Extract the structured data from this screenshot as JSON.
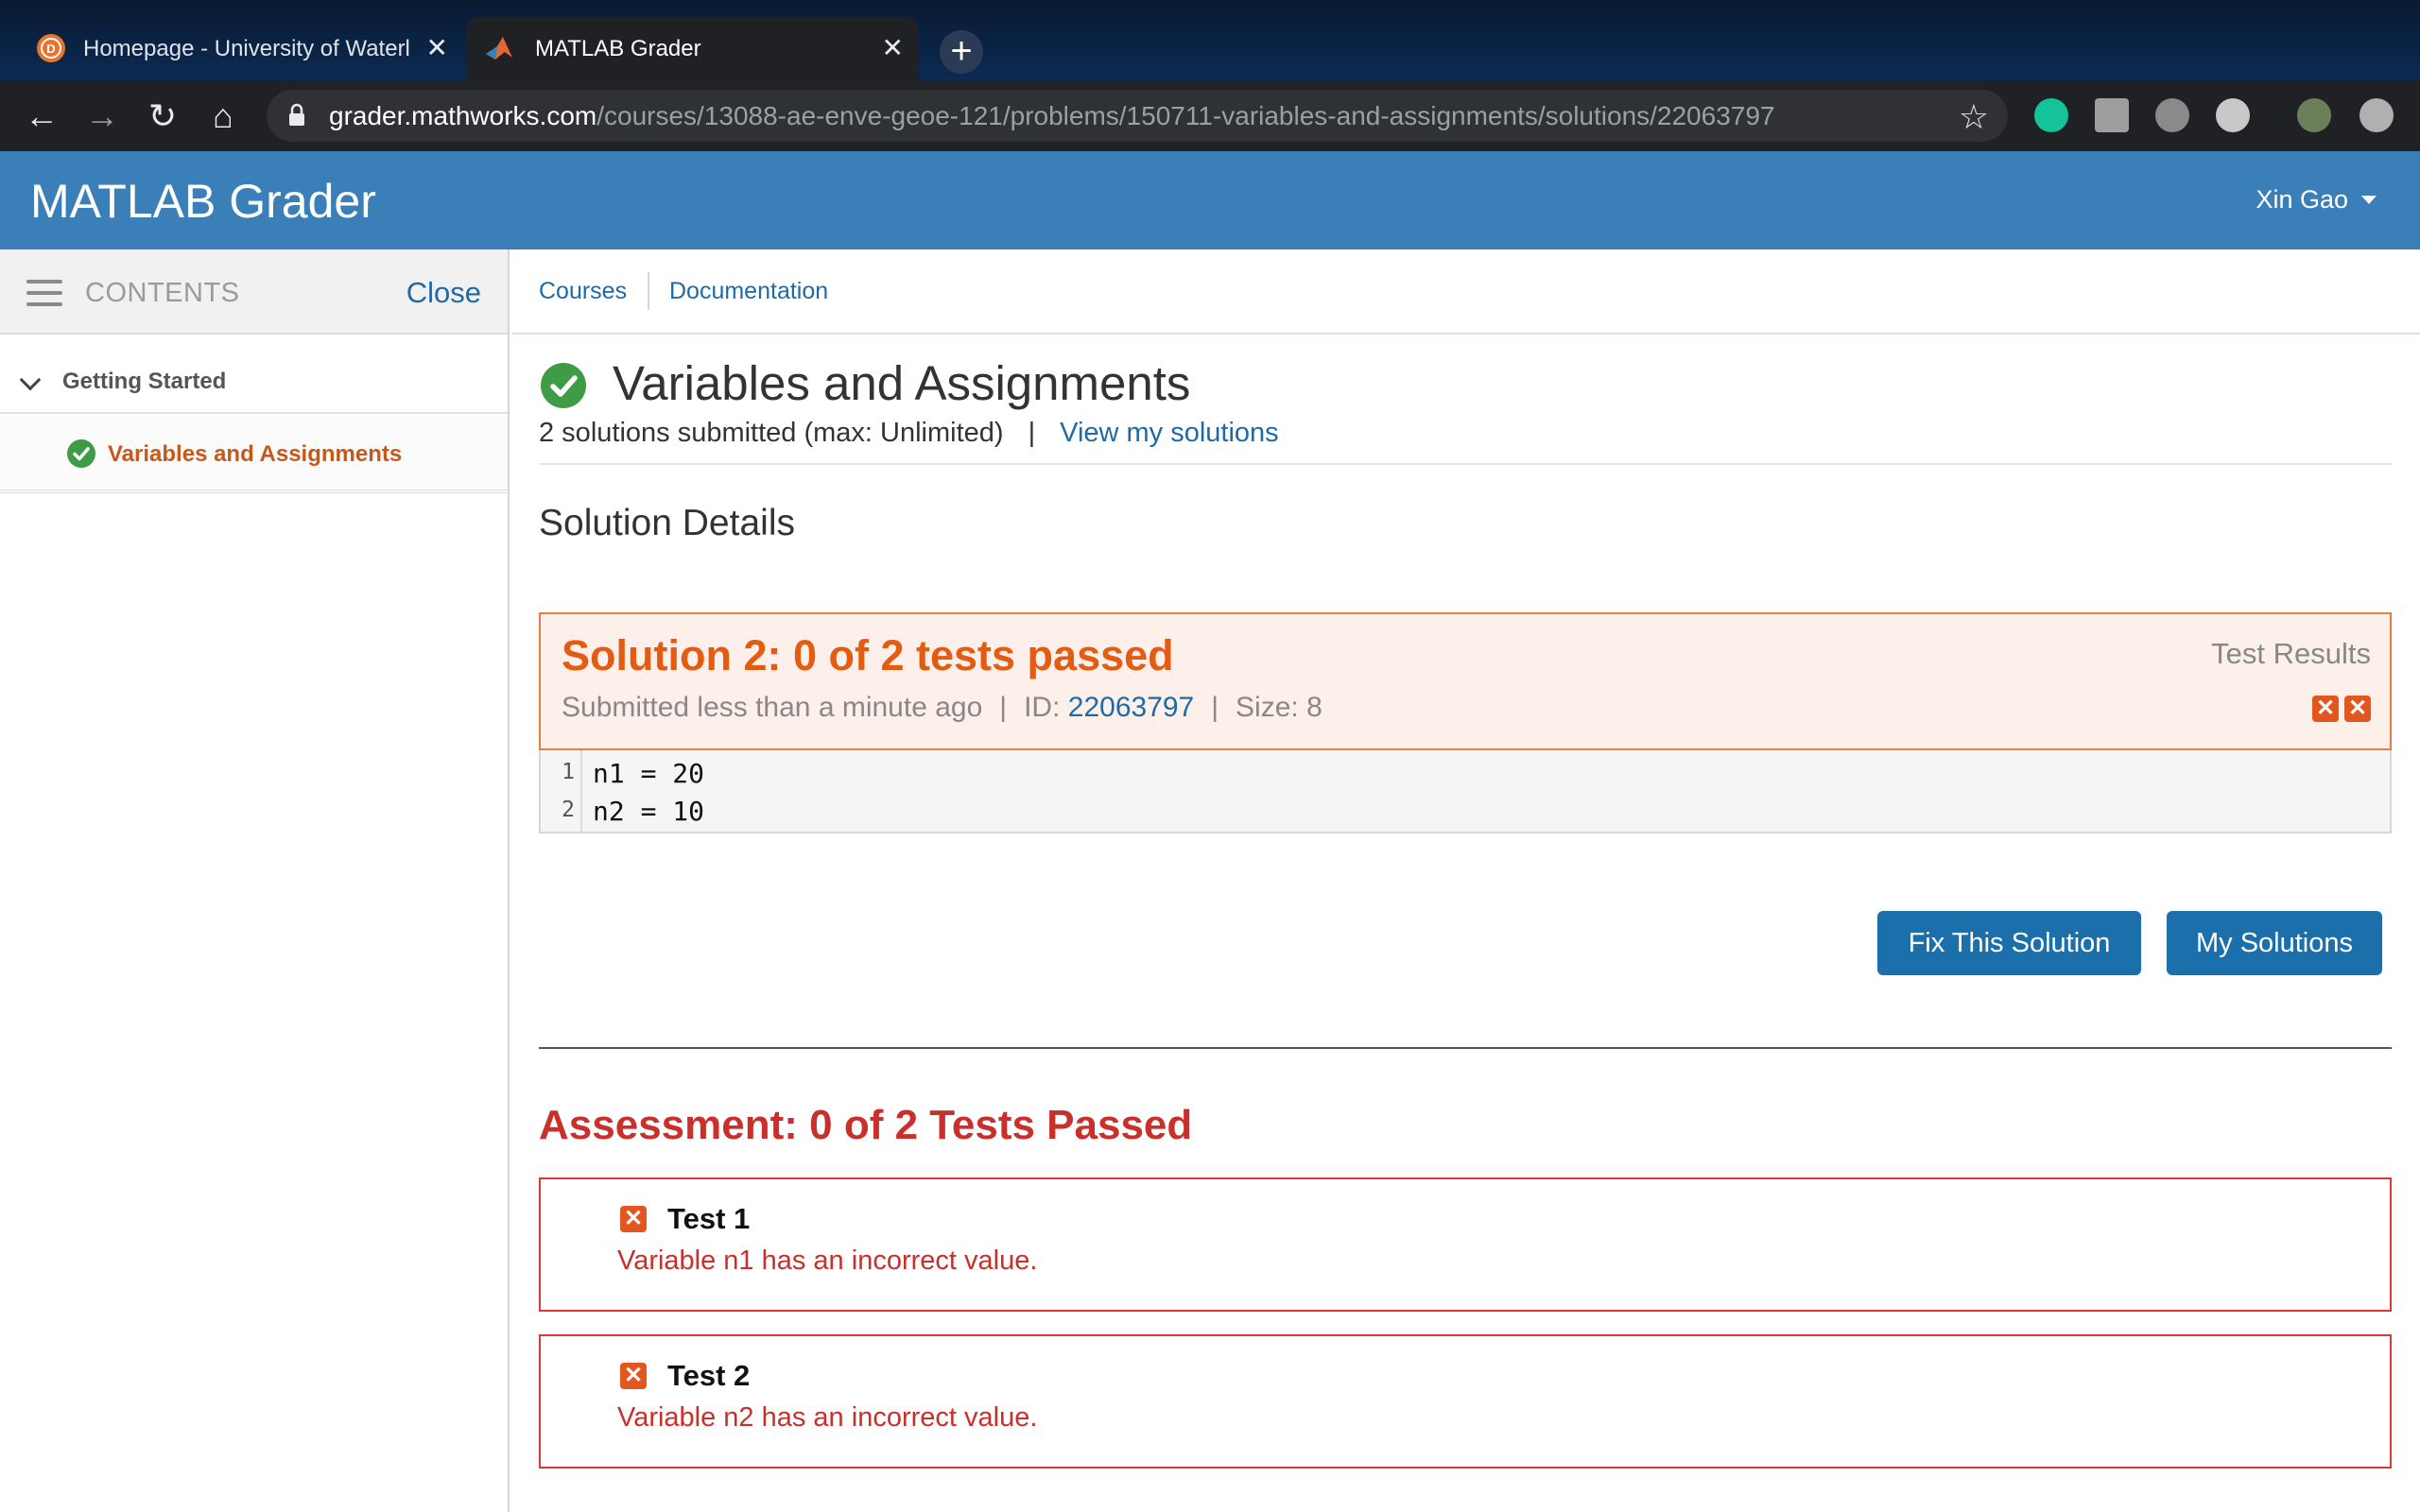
{
  "browser": {
    "tabs": [
      {
        "title": "Homepage - University of Waterl",
        "active": false,
        "close": "✕"
      },
      {
        "title": "MATLAB Grader",
        "active": true,
        "close": "✕"
      }
    ],
    "new_tab": "+",
    "url_host": "grader.mathworks.com",
    "url_path": "/courses/13088-ae-enve-geoe-121/problems/150711-variables-and-assignments/solutions/22063797",
    "nav": {
      "back": "←",
      "forward": "→",
      "reload": "↻",
      "home": "⌂",
      "star": "☆"
    }
  },
  "app": {
    "title": "MATLAB Grader",
    "user": "Xin Gao",
    "brand_color": "#3b7fb8"
  },
  "sidebar": {
    "contents_label": "CONTENTS",
    "close_label": "Close",
    "group": "Getting Started",
    "items": [
      {
        "label": "Variables and Assignments",
        "status": "passed"
      }
    ]
  },
  "subnav": {
    "courses": "Courses",
    "documentation": "Documentation"
  },
  "problem": {
    "title": "Variables and Assignments",
    "submitted": "2 solutions submitted (max: Unlimited)",
    "pipe": "|",
    "view_solutions": "View my solutions"
  },
  "solution_details": {
    "heading": "Solution Details",
    "title": "Solution 2: 0 of 2 tests passed",
    "submitted": "Submitted less than a minute ago",
    "id_label": "ID:",
    "id": "22063797",
    "size": "Size: 8",
    "sep": "|",
    "test_results_label": "Test Results",
    "result_icons": [
      "✕",
      "✕"
    ],
    "code": [
      {
        "line": "1",
        "text": "n1 = 20"
      },
      {
        "line": "2",
        "text": "n2 = 10"
      }
    ],
    "fix_button": "Fix This Solution",
    "my_solutions_button": "My Solutions"
  },
  "assessment": {
    "title": "Assessment: 0 of 2 Tests Passed",
    "tests": [
      {
        "name": "Test 1",
        "message": "Variable n1 has an incorrect value.",
        "icon": "✕"
      },
      {
        "name": "Test 2",
        "message": "Variable n2 has an incorrect value.",
        "icon": "✕"
      }
    ]
  },
  "colors": {
    "fail_orange": "#e35c12",
    "fail_red": "#c9302c",
    "link_blue": "#1f6aa5",
    "pass_green": "#3e9c47"
  }
}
────────────────
Aim of the exercise - Give the entries again word for word, but skip the pictures.

Task solution -
Extract the structured data from this screenshot as JSON.
{
  "browser": {
    "tabs": [
      {
        "title": "Homepage - University of Waterl",
        "active": false,
        "close": "✕"
      },
      {
        "title": "MATLAB Grader",
        "active": true,
        "close": "✕"
      }
    ],
    "new_tab": "+",
    "url_host": "grader.mathworks.com",
    "url_path": "/courses/13088-ae-enve-geoe-121/problems/150711-variables-and-assignments/solutions/22063797",
    "nav": {
      "back": "←",
      "forward": "→",
      "reload": "↻",
      "home": "⌂",
      "star": "☆"
    }
  },
  "app": {
    "title": "MATLAB Grader",
    "user": "Xin Gao",
    "brand_color": "#3b7fb8"
  },
  "sidebar": {
    "contents_label": "CONTENTS",
    "close_label": "Close",
    "group": "Getting Started",
    "items": [
      {
        "label": "Variables and Assignments",
        "status": "passed"
      }
    ]
  },
  "subnav": {
    "courses": "Courses",
    "documentation": "Documentation"
  },
  "problem": {
    "title": "Variables and Assignments",
    "submitted": "2 solutions submitted (max: Unlimited)",
    "pipe": "|",
    "view_solutions": "View my solutions"
  },
  "solution_details": {
    "heading": "Solution Details",
    "title": "Solution 2: 0 of 2 tests passed",
    "submitted": "Submitted less than a minute ago",
    "id_label": "ID:",
    "id": "22063797",
    "size": "Size: 8",
    "sep": "|",
    "test_results_label": "Test Results",
    "result_icons": [
      "✕",
      "✕"
    ],
    "code": [
      {
        "line": "1",
        "text": "n1 = 20"
      },
      {
        "line": "2",
        "text": "n2 = 10"
      }
    ],
    "fix_button": "Fix This Solution",
    "my_solutions_button": "My Solutions"
  },
  "assessment": {
    "title": "Assessment: 0 of 2 Tests Passed",
    "tests": [
      {
        "name": "Test 1",
        "message": "Variable n1 has an incorrect value.",
        "icon": "✕"
      },
      {
        "name": "Test 2",
        "message": "Variable n2 has an incorrect value.",
        "icon": "✕"
      }
    ]
  },
  "colors": {
    "fail_orange": "#e35c12",
    "fail_red": "#c9302c",
    "link_blue": "#1f6aa5",
    "pass_green": "#3e9c47"
  }
}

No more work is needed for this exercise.